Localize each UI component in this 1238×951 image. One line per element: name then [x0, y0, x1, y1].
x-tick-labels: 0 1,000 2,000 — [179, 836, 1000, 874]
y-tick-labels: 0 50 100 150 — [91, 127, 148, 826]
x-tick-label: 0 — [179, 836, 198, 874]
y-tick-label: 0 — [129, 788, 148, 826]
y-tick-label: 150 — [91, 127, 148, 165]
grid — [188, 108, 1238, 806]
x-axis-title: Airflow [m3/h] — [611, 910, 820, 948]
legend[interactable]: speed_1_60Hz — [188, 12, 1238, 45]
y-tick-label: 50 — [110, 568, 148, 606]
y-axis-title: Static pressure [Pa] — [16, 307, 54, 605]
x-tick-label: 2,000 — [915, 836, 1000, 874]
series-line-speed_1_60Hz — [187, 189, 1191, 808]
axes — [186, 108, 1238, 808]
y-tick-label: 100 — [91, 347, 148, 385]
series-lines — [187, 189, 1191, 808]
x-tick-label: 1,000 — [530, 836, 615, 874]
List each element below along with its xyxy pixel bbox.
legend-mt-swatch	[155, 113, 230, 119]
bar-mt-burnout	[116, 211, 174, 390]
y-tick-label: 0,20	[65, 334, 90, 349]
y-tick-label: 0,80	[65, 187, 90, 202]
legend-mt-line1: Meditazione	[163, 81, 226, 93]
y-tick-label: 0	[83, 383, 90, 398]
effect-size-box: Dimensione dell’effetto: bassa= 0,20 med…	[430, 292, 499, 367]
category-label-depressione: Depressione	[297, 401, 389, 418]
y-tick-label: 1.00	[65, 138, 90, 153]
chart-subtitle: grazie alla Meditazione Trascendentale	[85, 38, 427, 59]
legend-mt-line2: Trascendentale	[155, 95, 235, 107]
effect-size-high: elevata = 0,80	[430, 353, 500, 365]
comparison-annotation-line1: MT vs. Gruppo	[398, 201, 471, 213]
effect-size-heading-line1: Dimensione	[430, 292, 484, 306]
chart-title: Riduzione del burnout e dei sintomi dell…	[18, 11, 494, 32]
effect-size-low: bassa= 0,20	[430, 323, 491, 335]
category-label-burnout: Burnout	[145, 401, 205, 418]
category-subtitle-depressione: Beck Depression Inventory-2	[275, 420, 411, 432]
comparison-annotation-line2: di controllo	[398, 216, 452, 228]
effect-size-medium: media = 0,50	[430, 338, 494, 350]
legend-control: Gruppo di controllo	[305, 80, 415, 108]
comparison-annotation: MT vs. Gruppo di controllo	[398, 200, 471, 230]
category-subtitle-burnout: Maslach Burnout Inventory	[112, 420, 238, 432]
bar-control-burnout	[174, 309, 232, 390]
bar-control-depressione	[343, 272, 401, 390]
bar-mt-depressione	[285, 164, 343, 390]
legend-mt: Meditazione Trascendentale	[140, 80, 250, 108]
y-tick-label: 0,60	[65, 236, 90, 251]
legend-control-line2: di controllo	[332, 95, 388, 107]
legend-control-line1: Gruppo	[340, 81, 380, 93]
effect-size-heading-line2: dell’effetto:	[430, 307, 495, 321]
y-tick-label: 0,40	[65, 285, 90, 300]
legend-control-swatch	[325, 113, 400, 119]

Challenge: Put every line of the material above into a JSON list of strings, with one string per line and no blank lines.

Task result:
[
  "Localize each UI component in this 1238×951 image. One line per element: name then [x0, y0, x1, y1].",
  "x-tick-labels: 0 1,000 2,000 — [179, 836, 1000, 874]",
  "y-tick-labels: 0 50 100 150 — [91, 127, 148, 826]",
  "x-tick-label: 0 — [179, 836, 198, 874]",
  "y-tick-label: 0 — [129, 788, 148, 826]",
  "y-tick-label: 150 — [91, 127, 148, 165]",
  "grid — [188, 108, 1238, 806]",
  "x-axis-title: Airflow [m3/h] — [611, 910, 820, 948]",
  "legend[interactable]: speed_1_60Hz — [188, 12, 1238, 45]",
  "y-tick-label: 50 — [110, 568, 148, 606]",
  "y-axis-title: Static pressure [Pa] — [16, 307, 54, 605]",
  "x-tick-label: 2,000 — [915, 836, 1000, 874]",
  "series-line-speed_1_60Hz — [187, 189, 1191, 808]",
  "axes — [186, 108, 1238, 808]",
  "y-tick-label: 100 — [91, 347, 148, 385]",
  "series-lines — [187, 189, 1191, 808]",
  "x-tick-label: 1,000 — [530, 836, 615, 874]",
  "List each element below along with its xyxy pixel bbox.",
  "legend-mt-swatch\t[155, 113, 230, 119]",
  "bar-mt-burnout\t[116, 211, 174, 390]",
  "y-tick-label: 0,20\t[65, 334, 90, 349]",
  "y-tick-label: 0,80\t[65, 187, 90, 202]",
  "legend-mt-line1: Meditazione\t[163, 81, 226, 93]",
  "y-tick-label: 0\t[83, 383, 90, 398]",
  "effect-size-box: Dimensione dell’effetto: bassa= 0,20 med…\t[430, 292, 499, 367]",
  "category-label-depressione: Depressione\t[297, 401, 389, 418]",
  "y-tick-label: 1.00\t[65, 138, 90, 153]",
  "chart-subtitle: grazie alla Meditazione Trascendentale\t[85, 38, 427, 59]",
  "legend-mt-line2: Trascendentale\t[155, 95, 235, 107]",
  "effect-size-high: elevata = 0,80\t[430, 353, 500, 365]",
  "comparison-annotation-line1: MT vs. Gruppo\t[398, 201, 471, 213]",
  "effect-size-heading-line1: Dimensione\t[430, 292, 484, 306]",
  "chart-title: Riduzione del burnout e dei sintomi dell…\t[18, 11, 494, 32]",
  "effect-size-low: bassa= 0,20\t[430, 323, 491, 335]",
  "category-label-burnout: Burnout\t[145, 401, 205, 418]",
  "category-subtitle-depressione: Beck Depression Inventory-2\t[275, 420, 411, 432]",
  "comparison-annotation-line2: di controllo\t[398, 216, 452, 228]",
  "effect-size-medium: media = 0,50\t[430, 338, 494, 350]",
  "legend-control: Gruppo di controllo\t[305, 80, 415, 108]",
  "comparison-annotation: MT vs. Gruppo di controllo\t[398, 200, 471, 230]",
  "category-subtitle-burnout: Maslach Burnout Inventory\t[112, 420, 238, 432]",
  "bar-control-burnout\t[174, 309, 232, 390]",
  "bar-control-depressione\t[343, 272, 401, 390]",
  "bar-mt-depressione\t[285, 164, 343, 390]",
  "legend-mt: Meditazione Trascendentale\t[140, 80, 250, 108]",
  "y-tick-label: 0,60\t[65, 236, 90, 251]",
  "legend-control-line2: di controllo\t[332, 95, 388, 107]",
  "legend-control-line1: Gruppo\t[340, 81, 380, 93]",
  "effect-size-heading-line2: dell’effetto:\t[430, 307, 495, 321]",
  "y-tick-label: 0,40\t[65, 285, 90, 300]",
  "legend-control-swatch\t[325, 113, 400, 119]"
]